____ Trecho da página

Didier Drogba, uma carreira emblemática dentro e fora das 4 linhas
Não faltam boas histórias em que o futebol foi muito além das quatro linhas. Encerrou guerras, uniu povos, abriu as portas para minorias. Assim como deu conforto a quem já estava a beira da morte, proporcionou alegrias a quem quase não as tinha, ajudou a superar barreiras. Neste artigo e nos próximos meses, resgatamos alguns desses belos capítulos do esporte.
Costa do Marfim e a guerra civil
Em 2002 a Costa do Marfim passou a conviver com uma guerra civil. Os rebeldes conhecidos como Forces Nouvelles (“Forças Novas”) ocuparam progressivamente a metade norte do país, a luta era travada entre as forças do governo e os rebeldes que representavam o norte do país, maioritariamente muçulmano e com vasto número de imigrantes, o lado norte e centro era controlado por eles; e a sul, controlada pelas Forças Armadas Nacionais.

________

• Tarefas a realizar:
[a] Indique se cada afirmação concorda com o texto sobre Drogba, respondendo sim ou não e citando as palavras do texto que decidem: (i) A guerra civil na Costa do Marfim começou em 2002. (ii) O sul do país era controlado pelos rebeldes. (iii) O norte do país era maioritariamente cristão.
[b] Transcreva fielmente um trecho do texto sobre Drogba: comece nas palavras "Costa do Marfim e" e termine depois de "Forças Armadas Nacionais.".
[c] Responda, com base no texto sobre Drogba:
(i) Como eram conhecidos os rebeldes?
(ii) Além deste artigo, em que período serão resgatados os capítulos do esporte?

____ Dados apresentados

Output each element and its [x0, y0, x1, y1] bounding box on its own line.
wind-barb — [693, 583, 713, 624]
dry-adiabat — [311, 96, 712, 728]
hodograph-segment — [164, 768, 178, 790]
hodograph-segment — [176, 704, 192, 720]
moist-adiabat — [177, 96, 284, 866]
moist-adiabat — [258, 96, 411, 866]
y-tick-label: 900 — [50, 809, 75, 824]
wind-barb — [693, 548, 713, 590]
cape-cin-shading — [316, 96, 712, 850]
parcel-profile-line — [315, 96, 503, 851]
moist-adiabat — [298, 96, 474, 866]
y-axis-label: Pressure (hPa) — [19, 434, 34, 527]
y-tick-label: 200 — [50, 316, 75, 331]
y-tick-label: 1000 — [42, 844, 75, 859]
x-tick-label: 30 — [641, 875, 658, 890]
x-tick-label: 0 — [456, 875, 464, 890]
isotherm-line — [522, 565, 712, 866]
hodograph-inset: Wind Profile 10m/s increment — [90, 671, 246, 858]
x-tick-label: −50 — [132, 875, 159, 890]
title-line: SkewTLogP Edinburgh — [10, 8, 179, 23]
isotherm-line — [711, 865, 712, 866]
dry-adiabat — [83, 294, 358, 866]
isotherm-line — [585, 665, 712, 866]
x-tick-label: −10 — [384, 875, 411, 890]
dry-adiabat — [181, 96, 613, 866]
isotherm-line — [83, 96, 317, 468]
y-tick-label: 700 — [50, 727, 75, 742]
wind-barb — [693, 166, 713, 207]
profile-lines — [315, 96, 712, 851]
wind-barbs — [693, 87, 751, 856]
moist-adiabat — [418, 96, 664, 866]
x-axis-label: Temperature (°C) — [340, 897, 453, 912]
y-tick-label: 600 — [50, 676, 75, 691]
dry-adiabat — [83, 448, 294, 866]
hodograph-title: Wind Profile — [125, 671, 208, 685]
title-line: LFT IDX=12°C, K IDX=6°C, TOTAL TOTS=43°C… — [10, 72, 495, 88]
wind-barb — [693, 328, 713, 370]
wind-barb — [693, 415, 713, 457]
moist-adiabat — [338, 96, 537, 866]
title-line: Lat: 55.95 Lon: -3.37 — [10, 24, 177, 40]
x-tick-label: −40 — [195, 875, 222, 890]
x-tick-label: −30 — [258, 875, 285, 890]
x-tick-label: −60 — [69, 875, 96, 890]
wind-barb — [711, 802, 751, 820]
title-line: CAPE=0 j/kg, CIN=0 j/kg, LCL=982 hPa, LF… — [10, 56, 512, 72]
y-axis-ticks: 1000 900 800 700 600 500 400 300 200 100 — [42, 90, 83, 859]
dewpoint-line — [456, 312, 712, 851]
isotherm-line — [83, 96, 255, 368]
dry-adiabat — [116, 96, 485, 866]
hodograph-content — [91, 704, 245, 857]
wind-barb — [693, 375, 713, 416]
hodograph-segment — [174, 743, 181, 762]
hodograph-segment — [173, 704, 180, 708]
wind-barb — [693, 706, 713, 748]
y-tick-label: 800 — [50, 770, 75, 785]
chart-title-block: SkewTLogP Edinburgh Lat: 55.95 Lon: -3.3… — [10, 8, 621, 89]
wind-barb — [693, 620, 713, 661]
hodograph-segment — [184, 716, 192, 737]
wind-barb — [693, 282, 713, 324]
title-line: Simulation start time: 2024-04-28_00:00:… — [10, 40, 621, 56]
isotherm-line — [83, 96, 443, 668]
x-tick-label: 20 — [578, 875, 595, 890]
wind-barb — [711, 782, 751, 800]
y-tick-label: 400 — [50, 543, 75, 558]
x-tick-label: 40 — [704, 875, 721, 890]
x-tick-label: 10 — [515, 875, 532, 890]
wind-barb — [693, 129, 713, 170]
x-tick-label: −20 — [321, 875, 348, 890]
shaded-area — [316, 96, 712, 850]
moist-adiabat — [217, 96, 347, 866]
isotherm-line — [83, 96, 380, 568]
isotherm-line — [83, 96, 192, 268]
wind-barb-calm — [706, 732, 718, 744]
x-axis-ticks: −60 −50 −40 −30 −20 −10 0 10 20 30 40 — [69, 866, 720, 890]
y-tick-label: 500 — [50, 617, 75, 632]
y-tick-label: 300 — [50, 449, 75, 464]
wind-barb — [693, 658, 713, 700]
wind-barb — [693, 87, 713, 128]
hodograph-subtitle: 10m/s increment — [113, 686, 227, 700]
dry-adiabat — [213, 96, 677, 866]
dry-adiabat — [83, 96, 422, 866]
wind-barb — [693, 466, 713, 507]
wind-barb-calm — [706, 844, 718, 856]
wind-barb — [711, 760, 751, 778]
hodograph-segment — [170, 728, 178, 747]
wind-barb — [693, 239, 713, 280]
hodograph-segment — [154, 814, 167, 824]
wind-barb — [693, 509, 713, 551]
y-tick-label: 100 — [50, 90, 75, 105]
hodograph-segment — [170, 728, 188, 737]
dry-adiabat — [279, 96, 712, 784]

________

• Respostas a seguir:
[a]
(i) Sim: "Em 2002 a Costa do Marfim passou a conviver com uma guerra civil."
(ii) Não: "e a sul, controlada pelas Forças Armadas Nacionais."
(iii) Não: "maioritariamente muçulmano"

[b]
Costa do Marfim e a guerra civil
Em 2002 a Costa do Marfim passou a conviver com uma guerra civil. Os rebeldes conhecidos como Forces Nouvelles (“Forças Novas”) ocuparam progressivamente a metade norte do país, a luta era travada entre as forças do governo e os rebeldes que representavam o norte do país, maioritariamente muçulmano e com vasto número de imigrantes, o lado norte e centro era controlado por eles; e a sul, controlada pelas Forças Armadas Nacionais.

[c]
(i) Forces Nouvelles ("Forças Novas").
(ii) Nos próximos meses.